→ WORK INSTRUCTIONS
Go through the listing and return every line with "values" in it.

→ RECORDED DATA
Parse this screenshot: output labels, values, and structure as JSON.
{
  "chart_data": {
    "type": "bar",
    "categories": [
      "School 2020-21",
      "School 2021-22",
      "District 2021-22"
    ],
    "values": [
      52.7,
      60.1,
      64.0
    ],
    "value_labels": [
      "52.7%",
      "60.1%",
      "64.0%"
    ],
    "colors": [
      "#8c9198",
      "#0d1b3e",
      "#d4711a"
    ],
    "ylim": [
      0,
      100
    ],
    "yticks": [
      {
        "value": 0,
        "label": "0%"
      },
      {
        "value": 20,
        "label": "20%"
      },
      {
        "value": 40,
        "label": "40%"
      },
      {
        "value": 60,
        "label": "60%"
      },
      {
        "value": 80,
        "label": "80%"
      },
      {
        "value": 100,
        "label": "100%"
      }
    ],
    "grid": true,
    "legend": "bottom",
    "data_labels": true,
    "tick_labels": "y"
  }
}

→ THE OUTPUT
Parse this screenshot: output labels, values, and structure as JSON.
    "values": [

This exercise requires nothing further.